[The request] Gather every line in the records below that contains the word "цинской".

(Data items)
---
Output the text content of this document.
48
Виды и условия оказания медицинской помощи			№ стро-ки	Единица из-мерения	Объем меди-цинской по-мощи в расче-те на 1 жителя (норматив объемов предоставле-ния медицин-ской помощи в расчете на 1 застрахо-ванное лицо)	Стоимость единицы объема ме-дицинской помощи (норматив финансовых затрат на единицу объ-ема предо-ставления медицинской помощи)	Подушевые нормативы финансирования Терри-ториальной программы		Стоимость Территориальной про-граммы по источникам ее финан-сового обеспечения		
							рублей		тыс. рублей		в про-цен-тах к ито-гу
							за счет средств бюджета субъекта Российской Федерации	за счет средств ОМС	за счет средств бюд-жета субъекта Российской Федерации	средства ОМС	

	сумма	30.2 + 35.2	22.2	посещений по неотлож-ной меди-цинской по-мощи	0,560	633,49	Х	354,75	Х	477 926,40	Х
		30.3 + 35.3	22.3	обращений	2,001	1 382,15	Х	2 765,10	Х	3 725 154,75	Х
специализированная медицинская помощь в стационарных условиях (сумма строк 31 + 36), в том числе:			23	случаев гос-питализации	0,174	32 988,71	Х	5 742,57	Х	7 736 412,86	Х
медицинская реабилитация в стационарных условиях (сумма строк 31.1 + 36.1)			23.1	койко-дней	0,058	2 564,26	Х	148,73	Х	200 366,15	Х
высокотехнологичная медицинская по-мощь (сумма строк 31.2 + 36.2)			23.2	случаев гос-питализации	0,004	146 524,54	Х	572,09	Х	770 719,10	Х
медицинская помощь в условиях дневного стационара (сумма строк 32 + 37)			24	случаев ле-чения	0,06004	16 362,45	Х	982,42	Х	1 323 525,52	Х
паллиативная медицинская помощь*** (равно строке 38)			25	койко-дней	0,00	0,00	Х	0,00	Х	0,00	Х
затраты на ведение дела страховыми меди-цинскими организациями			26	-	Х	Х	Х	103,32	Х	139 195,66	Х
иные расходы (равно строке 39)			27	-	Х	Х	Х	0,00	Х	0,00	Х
---
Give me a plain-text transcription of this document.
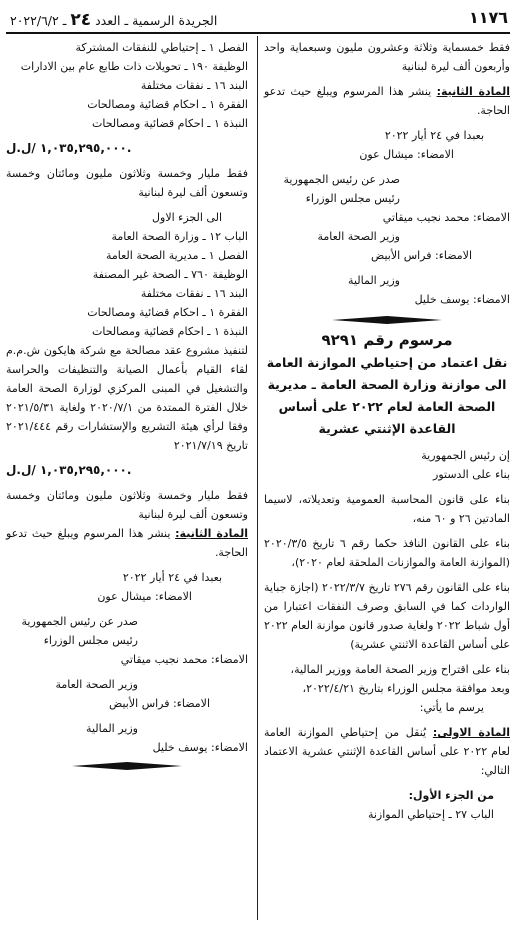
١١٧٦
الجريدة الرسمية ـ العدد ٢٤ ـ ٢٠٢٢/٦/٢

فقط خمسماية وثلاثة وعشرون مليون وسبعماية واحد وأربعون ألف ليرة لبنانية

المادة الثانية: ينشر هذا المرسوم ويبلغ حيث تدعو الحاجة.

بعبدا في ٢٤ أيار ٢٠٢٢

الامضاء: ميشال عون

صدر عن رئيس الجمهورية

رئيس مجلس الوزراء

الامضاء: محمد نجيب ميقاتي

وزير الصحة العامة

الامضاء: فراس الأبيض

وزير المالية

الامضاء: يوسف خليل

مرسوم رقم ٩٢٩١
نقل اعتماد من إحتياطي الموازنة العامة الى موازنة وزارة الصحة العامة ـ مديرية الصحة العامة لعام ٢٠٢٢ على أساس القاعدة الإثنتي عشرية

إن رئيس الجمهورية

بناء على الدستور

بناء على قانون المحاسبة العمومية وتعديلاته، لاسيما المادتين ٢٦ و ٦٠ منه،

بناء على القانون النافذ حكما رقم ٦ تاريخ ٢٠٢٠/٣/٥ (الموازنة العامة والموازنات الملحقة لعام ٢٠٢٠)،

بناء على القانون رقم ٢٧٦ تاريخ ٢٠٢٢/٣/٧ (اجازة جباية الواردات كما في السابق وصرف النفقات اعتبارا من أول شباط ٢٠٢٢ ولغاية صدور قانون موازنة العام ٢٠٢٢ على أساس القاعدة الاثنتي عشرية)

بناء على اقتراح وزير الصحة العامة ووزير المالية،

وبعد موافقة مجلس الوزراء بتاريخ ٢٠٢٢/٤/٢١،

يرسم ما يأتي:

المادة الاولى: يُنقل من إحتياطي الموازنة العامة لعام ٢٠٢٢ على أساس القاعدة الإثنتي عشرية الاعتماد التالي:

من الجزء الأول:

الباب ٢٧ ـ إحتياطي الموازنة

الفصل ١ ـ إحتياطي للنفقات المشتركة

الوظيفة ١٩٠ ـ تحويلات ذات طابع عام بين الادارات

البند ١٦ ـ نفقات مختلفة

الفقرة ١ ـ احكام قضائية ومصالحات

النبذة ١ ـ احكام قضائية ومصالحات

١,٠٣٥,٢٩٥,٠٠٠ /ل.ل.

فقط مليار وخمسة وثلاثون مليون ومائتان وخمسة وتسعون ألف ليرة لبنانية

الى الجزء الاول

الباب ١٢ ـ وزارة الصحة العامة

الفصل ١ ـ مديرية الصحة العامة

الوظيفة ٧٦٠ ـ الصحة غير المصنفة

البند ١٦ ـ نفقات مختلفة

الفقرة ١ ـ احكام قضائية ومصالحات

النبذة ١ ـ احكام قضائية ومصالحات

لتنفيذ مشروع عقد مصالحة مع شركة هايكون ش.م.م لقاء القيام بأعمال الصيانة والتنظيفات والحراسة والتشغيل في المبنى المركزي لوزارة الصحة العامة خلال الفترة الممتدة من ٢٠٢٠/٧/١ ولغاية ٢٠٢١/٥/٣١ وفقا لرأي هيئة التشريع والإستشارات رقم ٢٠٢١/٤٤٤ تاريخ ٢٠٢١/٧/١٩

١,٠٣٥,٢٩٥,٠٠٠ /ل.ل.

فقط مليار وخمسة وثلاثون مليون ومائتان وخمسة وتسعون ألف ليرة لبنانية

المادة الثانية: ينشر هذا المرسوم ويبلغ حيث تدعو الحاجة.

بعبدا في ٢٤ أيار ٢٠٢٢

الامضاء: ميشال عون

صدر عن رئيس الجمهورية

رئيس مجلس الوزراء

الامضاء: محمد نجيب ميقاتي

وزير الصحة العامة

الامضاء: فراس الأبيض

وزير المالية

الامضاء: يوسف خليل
---
[Reply to the exercise]
Виды и условия оказания медицинской помощи			№ стро-ки	Единица из-мерения	Объем меди-цинской по-мощи в расче-те на 1 жителя (норматив объемов предоставле-ния медицин-ской помощи в расчете на 1 застрахо-ванное лицо)	Стоимость единицы объема ме-дицинской помощи (норматив финансовых затрат на единицу объ-ема предо-ставления медицинской помощи)	Подушевые нормативы финансирования Терри-ториальной программы		Стоимость Территориальной про-граммы по источникам ее финан-сового обеспечения		
	сумма	30.2 + 35.2	22.2	посещений по неотлож-ной меди-цинской по-мощи	0,560	633,49	Х	354,75	Х	477 926,40	Х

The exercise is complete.